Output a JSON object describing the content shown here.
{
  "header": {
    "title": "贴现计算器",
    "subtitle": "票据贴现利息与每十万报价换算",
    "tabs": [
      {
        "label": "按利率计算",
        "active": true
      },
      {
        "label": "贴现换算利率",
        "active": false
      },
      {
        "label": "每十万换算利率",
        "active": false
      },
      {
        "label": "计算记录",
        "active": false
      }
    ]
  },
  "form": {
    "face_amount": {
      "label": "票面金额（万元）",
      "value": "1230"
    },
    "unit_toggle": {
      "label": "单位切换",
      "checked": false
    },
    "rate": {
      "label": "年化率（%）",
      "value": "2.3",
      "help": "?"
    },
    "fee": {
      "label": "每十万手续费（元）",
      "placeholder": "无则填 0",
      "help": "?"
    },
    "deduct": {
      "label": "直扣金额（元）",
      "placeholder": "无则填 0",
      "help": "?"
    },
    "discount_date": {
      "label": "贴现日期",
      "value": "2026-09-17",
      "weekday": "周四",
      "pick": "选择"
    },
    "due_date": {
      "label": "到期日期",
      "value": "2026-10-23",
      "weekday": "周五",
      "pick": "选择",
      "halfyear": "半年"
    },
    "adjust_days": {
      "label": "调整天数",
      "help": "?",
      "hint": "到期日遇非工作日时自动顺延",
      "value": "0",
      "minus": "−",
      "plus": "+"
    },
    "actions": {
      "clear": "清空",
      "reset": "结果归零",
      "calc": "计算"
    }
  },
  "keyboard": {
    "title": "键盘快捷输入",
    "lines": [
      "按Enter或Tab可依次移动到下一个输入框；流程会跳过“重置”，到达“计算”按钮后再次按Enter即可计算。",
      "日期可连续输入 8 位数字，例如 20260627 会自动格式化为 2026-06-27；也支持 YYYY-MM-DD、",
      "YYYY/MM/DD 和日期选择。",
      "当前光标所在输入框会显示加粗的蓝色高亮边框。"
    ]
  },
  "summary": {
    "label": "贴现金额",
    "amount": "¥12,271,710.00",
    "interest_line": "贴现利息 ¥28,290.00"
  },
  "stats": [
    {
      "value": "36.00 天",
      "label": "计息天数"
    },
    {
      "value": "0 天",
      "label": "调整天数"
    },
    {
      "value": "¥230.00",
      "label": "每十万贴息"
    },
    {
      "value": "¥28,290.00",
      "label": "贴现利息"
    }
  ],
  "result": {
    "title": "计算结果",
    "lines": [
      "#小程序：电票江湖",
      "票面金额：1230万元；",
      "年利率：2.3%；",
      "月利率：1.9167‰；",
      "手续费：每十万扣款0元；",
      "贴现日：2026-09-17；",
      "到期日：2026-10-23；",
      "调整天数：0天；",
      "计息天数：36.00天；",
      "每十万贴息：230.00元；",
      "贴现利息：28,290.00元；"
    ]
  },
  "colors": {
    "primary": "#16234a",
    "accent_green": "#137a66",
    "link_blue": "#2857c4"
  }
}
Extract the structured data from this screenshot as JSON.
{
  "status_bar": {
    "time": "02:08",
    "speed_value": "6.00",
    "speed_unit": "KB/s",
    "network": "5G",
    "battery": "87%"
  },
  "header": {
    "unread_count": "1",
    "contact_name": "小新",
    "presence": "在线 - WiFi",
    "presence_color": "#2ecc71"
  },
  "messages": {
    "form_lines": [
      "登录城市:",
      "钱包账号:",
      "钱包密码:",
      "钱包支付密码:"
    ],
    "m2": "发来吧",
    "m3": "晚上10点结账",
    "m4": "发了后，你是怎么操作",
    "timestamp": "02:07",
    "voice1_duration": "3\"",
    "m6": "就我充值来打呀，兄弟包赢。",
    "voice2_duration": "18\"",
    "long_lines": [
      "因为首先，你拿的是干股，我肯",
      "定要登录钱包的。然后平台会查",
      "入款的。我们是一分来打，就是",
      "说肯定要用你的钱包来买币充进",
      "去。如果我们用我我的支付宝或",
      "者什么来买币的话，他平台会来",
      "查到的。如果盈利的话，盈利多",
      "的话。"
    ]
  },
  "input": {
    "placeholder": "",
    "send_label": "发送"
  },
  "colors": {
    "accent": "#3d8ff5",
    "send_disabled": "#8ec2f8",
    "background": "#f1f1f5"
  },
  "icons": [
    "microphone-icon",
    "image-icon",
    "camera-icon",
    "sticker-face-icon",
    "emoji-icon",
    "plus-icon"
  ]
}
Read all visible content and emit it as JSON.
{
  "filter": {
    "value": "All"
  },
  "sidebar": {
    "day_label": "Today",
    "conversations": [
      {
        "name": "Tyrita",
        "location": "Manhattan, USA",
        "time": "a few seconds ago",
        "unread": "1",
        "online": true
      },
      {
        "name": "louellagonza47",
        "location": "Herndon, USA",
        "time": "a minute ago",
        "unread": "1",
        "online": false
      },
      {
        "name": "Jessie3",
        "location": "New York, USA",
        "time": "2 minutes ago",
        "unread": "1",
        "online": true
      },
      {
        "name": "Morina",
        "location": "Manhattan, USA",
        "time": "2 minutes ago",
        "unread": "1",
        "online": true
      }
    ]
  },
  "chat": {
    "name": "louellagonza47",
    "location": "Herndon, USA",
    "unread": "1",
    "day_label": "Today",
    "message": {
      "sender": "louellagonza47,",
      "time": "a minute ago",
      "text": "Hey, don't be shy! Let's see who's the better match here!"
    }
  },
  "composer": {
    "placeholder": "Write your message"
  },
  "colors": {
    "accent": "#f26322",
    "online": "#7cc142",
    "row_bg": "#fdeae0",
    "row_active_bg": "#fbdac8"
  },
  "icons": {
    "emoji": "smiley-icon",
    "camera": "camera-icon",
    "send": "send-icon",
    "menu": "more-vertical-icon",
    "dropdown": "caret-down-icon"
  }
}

■ ■ ■ ■ ■ ■ ■

EXERCISE REQUIREMENTS:
All of the data above should be transcribed exactly.

CORRECT ANSWER:
Output a JSON object describing the content shown here.
{
  "header": {
    "title": "贴现计算器",
    "subtitle": "票据贴现利息与每十万报价换算",
    "tabs": [
      {
        "label": "按利率计算",
        "active": true
      },
      {
        "label": "贴现换算利率",
        "active": false
      },
      {
        "label": "每十万换算利率",
        "active": false
      },
      {
        "label": "计算记录",
        "active": false
      }
    ]
  },
  "form": {
    "face_amount": {
      "label": "票面金额（万元）",
      "value": "1230"
    },
    "unit_toggle": {
      "label": "单位切换",
      "checked": false
    },
    "rate": {
      "label": "年化率（%）",
      "value": "2.3",
      "help": "?"
    },
    "fee": {
      "label": "每十万手续费（元）",
      "placeholder": "无则填 0",
      "help": "?"
    },
    "deduct": {
      "label": "直扣金额（元）",
      "placeholder": "无则填 0",
      "help": "?"
    },
    "discount_date": {
      "label": "贴现日期",
      "value": "2026-09-17",
      "weekday": "周四",
      "pick": "选择"
    },
    "due_date": {
      "label": "到期日期",
      "value": "2026-10-23",
      "weekday": "周五",
      "pick": "选择",
      "halfyear": "半年"
    },
    "adjust_days": {
      "label": "调整天数",
      "help": "?",
      "hint": "到期日遇非工作日时自动顺延",
      "value": "0",
      "minus": "−",
      "plus": "+"
    },
    "actions": {
      "clear": "清空",
      "reset": "结果归零",
      "calc": "计算"
    }
  },
  "keyboard": {
    "title": "键盘快捷输入",
    "lines": [
      "按Enter或Tab可依次移动到下一个输入框；流程会跳过“重置”，到达“计算”按钮后再次按Enter即可计算。",
      "日期可连续输入 8 位数字，例如 20260627 会自动格式化为 2026-06-27；也支持 YYYY-MM-DD、",
      "YYYY/MM/DD 和日期选择。",
      "当前光标所在输入框会显示加粗的蓝色高亮边框。"
    ]
  },
  "summary": {
    "label": "贴现金额",
    "amount": "¥12,271,710.00",
    "interest_line": "贴现利息 ¥28,290.00"
  },
  "stats": [
    {
      "value": "36.00 天",
      "label": "计息天数"
    },
    {
      "value": "0 天",
      "label": "调整天数"
    },
    {
      "value": "¥230.00",
      "label": "每十万贴息"
    },
    {
      "value": "¥28,290.00",
      "label": "贴现利息"
    }
  ],
  "result": {
    "title": "计算结果",
    "lines": [
      "#小程序：电票江湖",
      "票面金额：1230万元；",
      "年利率：2.3%；",
      "月利率：1.9167‰；",
      "手续费：每十万扣款0元；",
      "贴现日：2026-09-17；",
      "到期日：2026-10-23；",
      "调整天数：0天；",
      "计息天数：36.00天；",
      "每十万贴息：230.00元；",
      "贴现利息：28,290.00元；"
    ]
  },
  "colors": {
    "primary": "#16234a",
    "accent_green": "#137a66",
    "link_blue": "#2857c4"
  }
}
Extract the structured data from this screenshot as JSON.
{
  "status_bar": {
    "time": "02:08",
    "speed_value": "6.00",
    "speed_unit": "KB/s",
    "network": "5G",
    "battery": "87%"
  },
  "header": {
    "unread_count": "1",
    "contact_name": "小新",
    "presence": "在线 - WiFi",
    "presence_color": "#2ecc71"
  },
  "messages": {
    "form_lines": [
      "登录城市:",
      "钱包账号:",
      "钱包密码:",
      "钱包支付密码:"
    ],
    "m2": "发来吧",
    "m3": "晚上10点结账",
    "m4": "发了后，你是怎么操作",
    "timestamp": "02:07",
    "voice1_duration": "3\"",
    "m6": "就我充值来打呀，兄弟包赢。",
    "voice2_duration": "18\"",
    "long_lines": [
      "因为首先，你拿的是干股，我肯",
      "定要登录钱包的。然后平台会查",
      "入款的。我们是一分来打，就是",
      "说肯定要用你的钱包来买币充进",
      "去。如果我们用我我的支付宝或",
      "者什么来买币的话，他平台会来",
      "查到的。如果盈利的话，盈利多",
      "的话。"
    ]
  },
  "input": {
    "placeholder": "",
    "send_label": "发送"
  },
  "colors": {
    "accent": "#3d8ff5",
    "send_disabled": "#8ec2f8",
    "background": "#f1f1f5"
  },
  "icons": [
    "microphone-icon",
    "image-icon",
    "camera-icon",
    "sticker-face-icon",
    "emoji-icon",
    "plus-icon"
  ]
}
Read all visible content and emit it as JSON.
{
  "filter": {
    "value": "All"
  },
  "sidebar": {
    "day_label": "Today",
    "conversations": [
      {
        "name": "Tyrita",
        "location": "Manhattan, USA",
        "time": "a few seconds ago",
        "unread": "1",
        "online": true
      },
      {
        "name": "louellagonza47",
        "location": "Herndon, USA",
        "time": "a minute ago",
        "unread": "1",
        "online": false
      },
      {
        "name": "Jessie3",
        "location": "New York, USA",
        "time": "2 minutes ago",
        "unread": "1",
        "online": true
      },
      {
        "name": "Morina",
        "location": "Manhattan, USA",
        "time": "2 minutes ago",
        "unread": "1",
        "online": true
      }
    ]
  },
  "chat": {
    "name": "louellagonza47",
    "location": "Herndon, USA",
    "unread": "1",
    "day_label": "Today",
    "message": {
      "sender": "louellagonza47,",
      "time": "a minute ago",
      "text": "Hey, don't be shy! Let's see who's the better match here!"
    }
  },
  "composer": {
    "placeholder": "Write your message"
  },
  "colors": {
    "accent": "#f26322",
    "online": "#7cc142",
    "row_bg": "#fdeae0",
    "row_active_bg": "#fbdac8"
  },
  "icons": {
    "emoji": "smiley-icon",
    "camera": "camera-icon",
    "send": "send-icon",
    "menu": "more-vertical-icon",
    "dropdown": "caret-down-icon"
  }
}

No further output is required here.